To do :: Copy the material below line for line, keeping every character unchanged, and leave the pictures out of your copy.

Data section ::
★ ★ ★
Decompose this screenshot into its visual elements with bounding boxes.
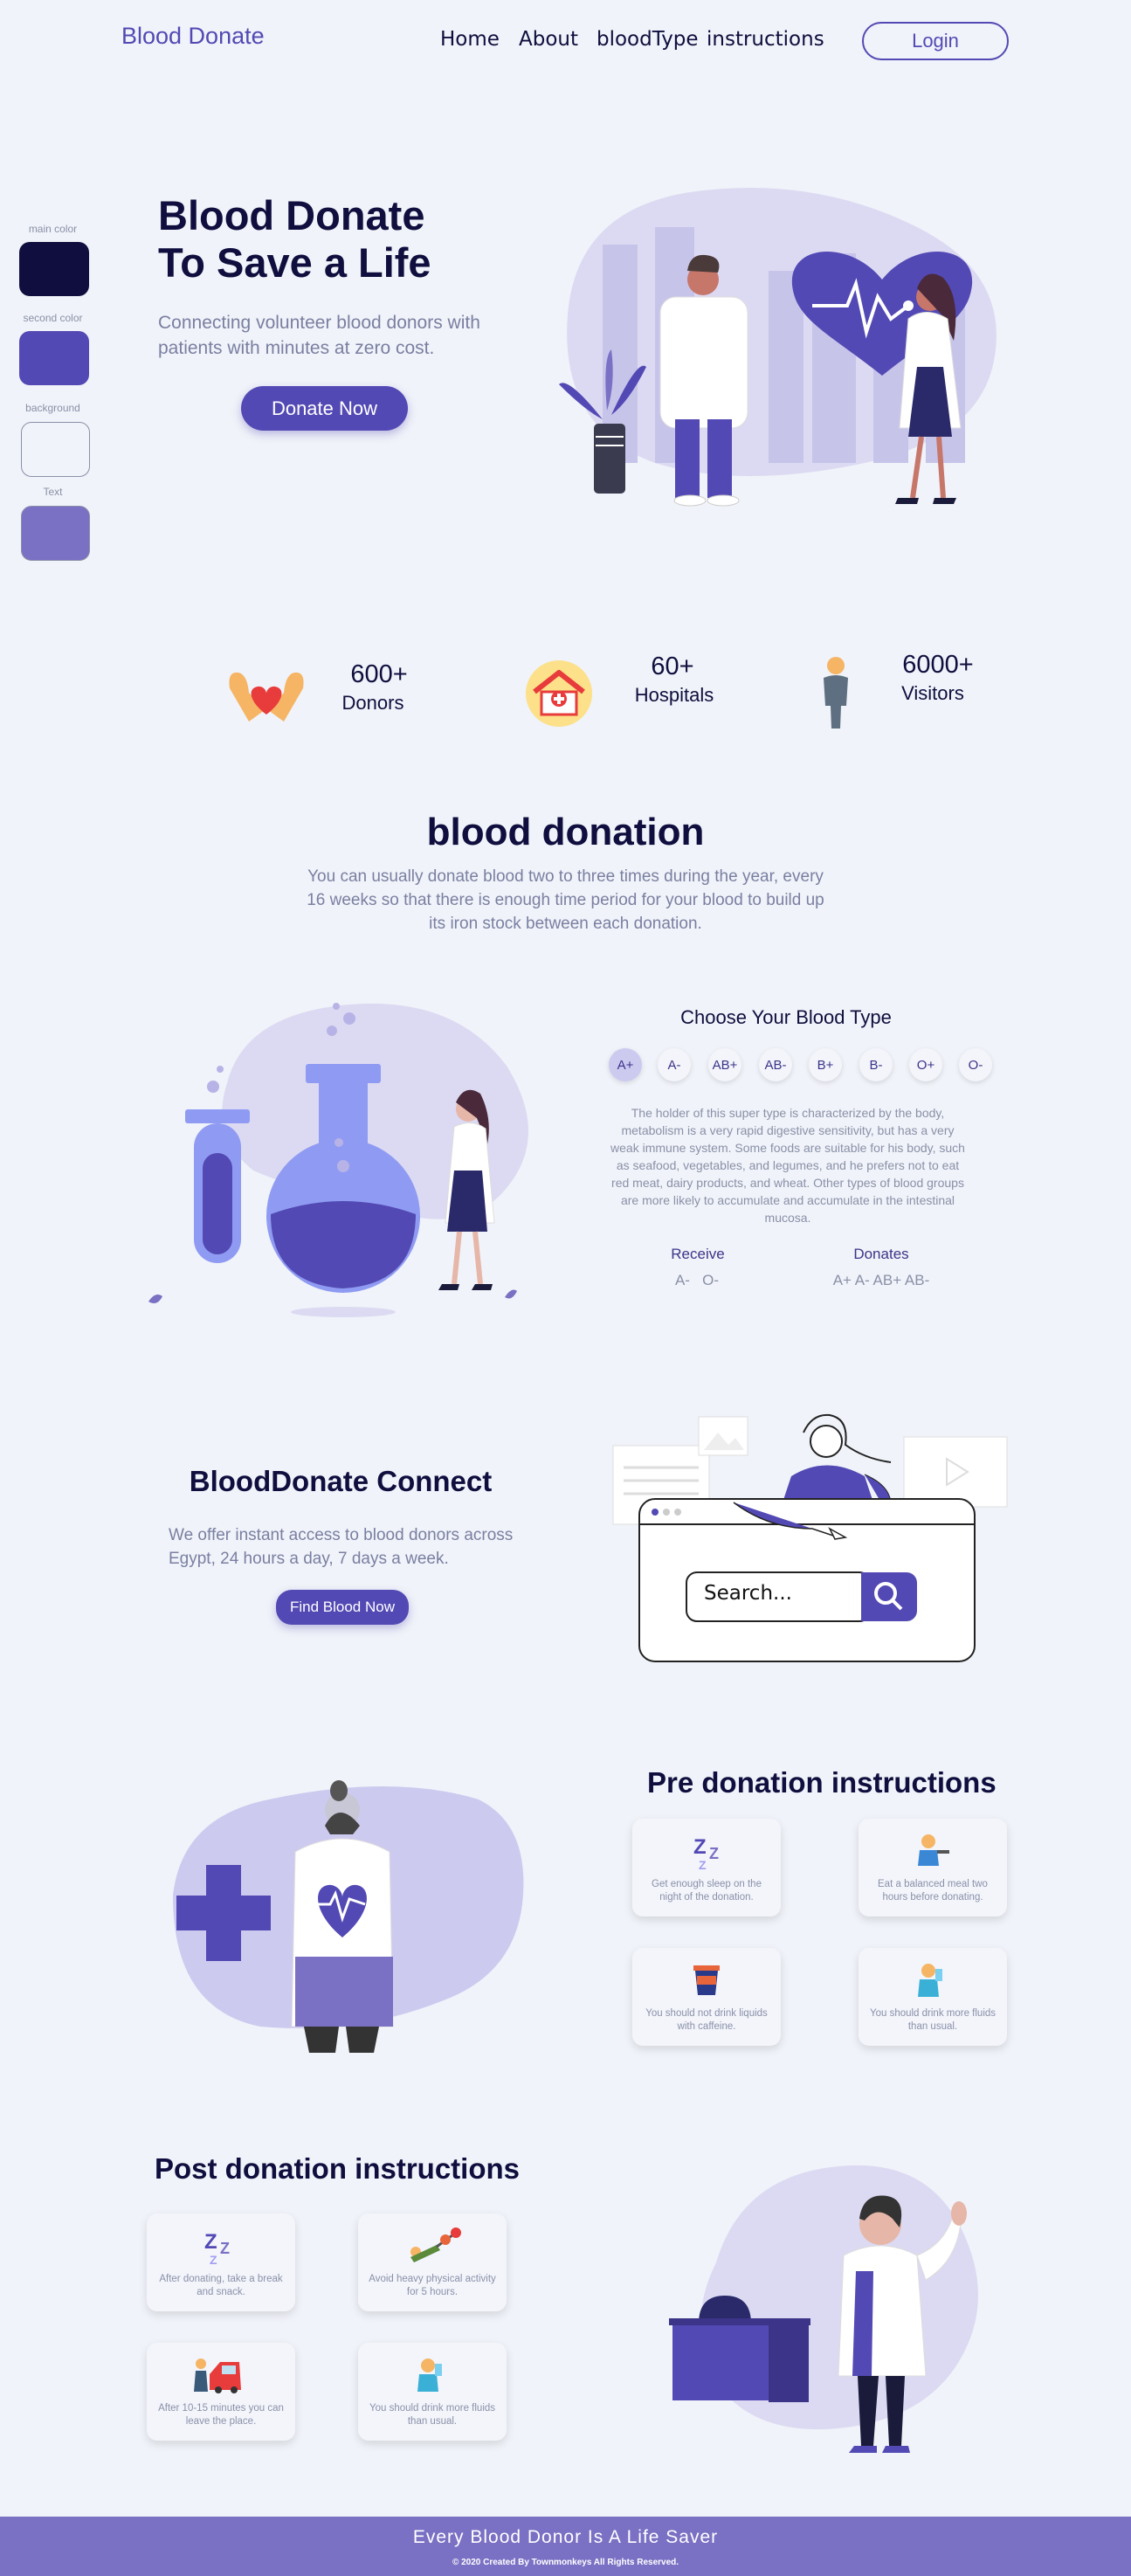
blood-type-chip-o-plus[interactable]: O+ [909, 1048, 942, 1081]
pre-instruction-text: You should not drink liquids with caffei… [645, 2008, 768, 2032]
pre-instruction-text: You should drink more fluids than usual. [869, 2008, 997, 2032]
search-input[interactable]: Search... [704, 1582, 792, 1605]
coffee-icon [693, 1965, 720, 1995]
hands-heart-icon [229, 672, 304, 722]
footer: Every Blood Donor Is A Life Saver © 2020… [0, 2517, 1131, 2576]
blood-type-chip-a-plus[interactable]: A+ [609, 1048, 642, 1081]
brand-logo[interactable]: Blood Donate [121, 23, 265, 50]
pre-instruction-card: Z Z Z Get enough sleep on the night of t… [632, 1819, 781, 1916]
connect-paragraph: We offer instant access to blood donors … [169, 1526, 514, 1568]
post-donation-title: Post donation instructions [155, 2152, 520, 2185]
blood-type-chip-ab-plus[interactable]: AB+ [708, 1048, 741, 1081]
pre-instruction-card: Eat a balanced meal two hours before don… [859, 1819, 1007, 1916]
main-color-label: main color [28, 223, 78, 235]
login-button[interactable]: Login [862, 22, 1009, 60]
text-color-swatch [21, 506, 90, 561]
svg-text:Z: Z [204, 2230, 217, 2254]
hospitals-label: Hospitals [634, 684, 714, 706]
blood-type-chip-ab-minus[interactable]: AB- [759, 1048, 792, 1081]
footer-tagline: Every Blood Donor Is A Life Saver [412, 2527, 719, 2547]
background-color-swatch [21, 422, 90, 477]
main-color-swatch [19, 242, 89, 296]
hero-title: Blood Donate To Save a Life [158, 192, 431, 287]
receive-label: Receive [671, 1246, 725, 1262]
sleep-icon: Z Z Z [204, 2230, 230, 2264]
pre-instruction-text: Get enough sleep on the night of the don… [652, 1879, 762, 1903]
visitors-count: 6000+ [902, 651, 974, 679]
svg-text:Z: Z [210, 2253, 217, 2264]
post-instruction-card: You should drink more fluids than usual. [358, 2343, 507, 2441]
background-color-label: background [25, 402, 80, 414]
drinking-icon [918, 1964, 942, 1997]
doctor-desk-illustration [669, 2165, 978, 2453]
search-illustration [612, 1413, 1008, 1662]
pre-donation-title: Pre donation instructions [647, 1766, 997, 1799]
drinking-icon [417, 2358, 442, 2392]
lab-illustration [148, 1003, 528, 1317]
nav-link-about[interactable]: About [519, 28, 578, 51]
blood-type-chip-o-minus[interactable]: O- [959, 1048, 992, 1081]
person-icon [824, 657, 848, 729]
post-instruction-card: After 10-15 minutes you can leave the pl… [147, 2343, 295, 2441]
blood-donation-paragraph: You can usually donate blood two to thre… [307, 867, 824, 933]
hero-subtitle: Connecting volunteer blood donors with p… [158, 313, 480, 358]
post-instruction-text: After 10-15 minutes you can leave the pl… [158, 2403, 284, 2427]
svg-text:Z: Z [699, 1858, 707, 1869]
donates-label: Donates [853, 1246, 909, 1262]
hero-title-line1: Blood Donate [158, 192, 425, 238]
hero-title-line2: To Save a Life [158, 239, 431, 286]
find-blood-button[interactable]: Find Blood Now [276, 1590, 409, 1625]
doctor-heart-illustration [173, 1780, 524, 2053]
pre-instruction-text: Eat a balanced meal two hours before don… [878, 1879, 988, 1903]
donates-value: A+ A- AB+ AB- [832, 1272, 930, 1288]
blood-type-chip-b-minus[interactable]: B- [859, 1048, 893, 1081]
sleep-icon: Z Z Z [693, 1835, 719, 1869]
receive-value: A- O- [674, 1272, 720, 1288]
blood-type-title: Choose Your Blood Type [680, 1006, 892, 1028]
connect-title: BloodDonate Connect [189, 1465, 493, 1497]
pre-instruction-card: You should not drink liquids with caffei… [632, 1948, 781, 2046]
weightlifting-icon [410, 2227, 461, 2262]
post-instruction-text: You should drink more fluids than usual. [369, 2403, 496, 2427]
nav-link-home[interactable]: Home [440, 28, 500, 51]
visitors-label: Visitors [901, 682, 964, 704]
post-instruction-card: Avoid heavy physical activity for 5 hour… [358, 2213, 507, 2311]
hospital-icon [526, 660, 592, 727]
blood-type-description: The holder of this super type is charact… [610, 1106, 965, 1225]
blood-type-chip-b-plus[interactable]: B+ [809, 1048, 842, 1081]
svg-text:Z: Z [220, 2240, 230, 2257]
post-instruction-text: After donating, take a break and snack. [159, 2274, 283, 2297]
donate-now-button[interactable]: Donate Now [241, 386, 408, 431]
blood-type-chip-a-minus[interactable]: A- [658, 1048, 691, 1081]
donors-label: Donors [341, 692, 404, 714]
post-instruction-text: Avoid heavy physical activity for 5 hour… [369, 2274, 496, 2297]
text-color-label: Text [43, 486, 63, 498]
donors-count: 600+ [350, 660, 408, 688]
post-instruction-card: Z Z Z After donating, take a break and s… [147, 2213, 295, 2311]
footer-copyright: © 2020 Created By Townmonkeys All Rights… [452, 2558, 679, 2567]
nav-link-bloodtype[interactable]: bloodType [597, 28, 699, 51]
second-color-swatch [19, 331, 89, 385]
svg-text:Z: Z [693, 1835, 707, 1859]
second-color-label: second color [23, 312, 83, 324]
hospitals-count: 60+ [651, 653, 694, 680]
blood-donation-title: blood donation [426, 811, 705, 853]
nav-link-instructions[interactable]: instructions [707, 28, 824, 51]
doctors-illustration [559, 188, 997, 507]
eating-icon [918, 1834, 949, 1866]
svg-text:Z: Z [709, 1845, 719, 1862]
car-icon [194, 2358, 241, 2393]
pre-instruction-card: You should drink more fluids than usual. [859, 1948, 1007, 2046]
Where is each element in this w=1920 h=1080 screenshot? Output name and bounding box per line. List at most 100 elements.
★ ★ ★
The answer ::
Decompose this screenshot into its visual elements with bounding boxes.
blood-type-chip-o-plus[interactable]: O+ [909, 1048, 942, 1081]
pre-instruction-text: You should not drink liquids with caffei… [645, 2008, 768, 2032]
pre-instruction-text: You should drink more fluids than usual. [869, 2008, 997, 2032]
search-input[interactable]: Search... [704, 1582, 792, 1605]
coffee-icon [693, 1965, 720, 1995]
hands-heart-icon [229, 672, 304, 722]
footer: Every Blood Donor Is A Life Saver © 2020… [0, 2517, 1131, 2576]
blood-type-chip-a-plus[interactable]: A+ [609, 1048, 642, 1081]
brand-logo[interactable]: Blood Donate [121, 23, 265, 50]
pre-instruction-card: Z Z Z Get enough sleep on the night of t… [632, 1819, 781, 1916]
connect-paragraph: We offer instant access to blood donors … [169, 1526, 514, 1568]
post-donation-title: Post donation instructions [155, 2152, 520, 2185]
blood-type-chip-ab-plus[interactable]: AB+ [708, 1048, 741, 1081]
pre-instruction-card: Eat a balanced meal two hours before don… [859, 1819, 1007, 1916]
main-color-label: main color [28, 223, 78, 235]
login-button[interactable]: Login [862, 22, 1009, 60]
text-color-swatch [21, 506, 90, 561]
svg-text:Z: Z [204, 2230, 217, 2254]
hospitals-label: Hospitals [634, 684, 714, 706]
blood-type-chip-ab-minus[interactable]: AB- [759, 1048, 792, 1081]
footer-tagline: Every Blood Donor Is A Life Saver [412, 2527, 719, 2547]
background-color-swatch [21, 422, 90, 477]
main-color-swatch [19, 242, 89, 296]
hero-title: Blood Donate To Save a Life [158, 192, 431, 287]
receive-label: Receive [671, 1246, 725, 1262]
sleep-icon: Z Z Z [204, 2230, 230, 2264]
pre-instruction-text: Get enough sleep on the night of the don… [652, 1879, 762, 1903]
visitors-count: 6000+ [902, 651, 974, 679]
svg-text:Z: Z [210, 2253, 217, 2264]
post-instruction-card: You should drink more fluids than usual. [358, 2343, 507, 2441]
background-color-label: background [25, 402, 80, 414]
drinking-icon [918, 1964, 942, 1997]
doctor-desk-illustration [669, 2165, 978, 2453]
search-illustration [612, 1413, 1008, 1662]
pre-donation-title: Pre donation instructions [647, 1766, 997, 1799]
drinking-icon [417, 2358, 442, 2392]
lab-illustration [148, 1003, 528, 1317]
nav-link-about[interactable]: About [519, 28, 578, 51]
blood-type-chip-o-minus[interactable]: O- [959, 1048, 992, 1081]
person-icon [824, 657, 848, 729]
post-instruction-card: After 10-15 minutes you can leave the pl… [147, 2343, 295, 2441]
blood-donation-paragraph: You can usually donate blood two to thre… [307, 867, 824, 933]
hero-subtitle: Connecting volunteer blood donors with p… [158, 313, 480, 358]
post-instruction-text: After 10-15 minutes you can leave the pl… [158, 2403, 284, 2427]
svg-text:Z: Z [699, 1858, 707, 1869]
donates-label: Donates [853, 1246, 909, 1262]
hero-title-line1: Blood Donate [158, 192, 425, 238]
hero-title-line2: To Save a Life [158, 239, 431, 286]
find-blood-button[interactable]: Find Blood Now [276, 1590, 409, 1625]
doctor-heart-illustration [173, 1780, 524, 2053]
pre-instruction-text: Eat a balanced meal two hours before don… [878, 1879, 988, 1903]
donates-value: A+ A- AB+ AB- [832, 1272, 930, 1288]
blood-type-chip-b-minus[interactable]: B- [859, 1048, 893, 1081]
sleep-icon: Z Z Z [693, 1835, 719, 1869]
receive-value: A- O- [674, 1272, 720, 1288]
blood-type-title: Choose Your Blood Type [680, 1006, 892, 1028]
connect-title: BloodDonate Connect [189, 1465, 493, 1497]
pre-instruction-card: You should not drink liquids with caffei… [632, 1948, 781, 2046]
weightlifting-icon [410, 2227, 461, 2262]
post-instruction-text: You should drink more fluids than usual. [369, 2403, 496, 2427]
nav-link-home[interactable]: Home [440, 28, 500, 51]
visitors-label: Visitors [901, 682, 964, 704]
post-instruction-card: Avoid heavy physical activity for 5 hour… [358, 2213, 507, 2311]
hospital-icon [526, 660, 592, 727]
blood-type-description: The holder of this super type is charact… [610, 1106, 965, 1225]
blood-type-chip-b-plus[interactable]: B+ [809, 1048, 842, 1081]
svg-text:Z: Z [220, 2240, 230, 2257]
post-instruction-text: After donating, take a break and snack. [159, 2274, 283, 2297]
donate-now-button[interactable]: Donate Now [241, 386, 408, 431]
blood-type-chip-a-minus[interactable]: A- [658, 1048, 691, 1081]
donors-label: Donors [341, 692, 404, 714]
post-instruction-text: Avoid heavy physical activity for 5 hour… [369, 2274, 496, 2297]
text-color-label: Text [43, 486, 63, 498]
donors-count: 600+ [350, 660, 408, 688]
post-instruction-card: Z Z Z After donating, take a break and s… [147, 2213, 295, 2311]
footer-copyright: © 2020 Created By Townmonkeys All Rights… [452, 2558, 679, 2567]
nav-link-bloodtype[interactable]: bloodType [597, 28, 699, 51]
second-color-swatch [19, 331, 89, 385]
svg-text:Z: Z [693, 1835, 707, 1859]
second-color-label: second color [23, 312, 83, 324]
hospitals-count: 60+ [651, 653, 694, 680]
blood-donation-title: blood donation [426, 811, 705, 853]
nav-link-instructions[interactable]: instructions [707, 28, 824, 51]
doctors-illustration [559, 188, 997, 507]
eating-icon [918, 1834, 949, 1866]
svg-text:Z: Z [709, 1845, 719, 1862]
car-icon [194, 2358, 241, 2393]
pre-instruction-card: You should drink more fluids than usual. [859, 1948, 1007, 2046]
Where is each element in this w=1920 h=1080 screenshot? Output name and bounding box per line. List at most 100 elements.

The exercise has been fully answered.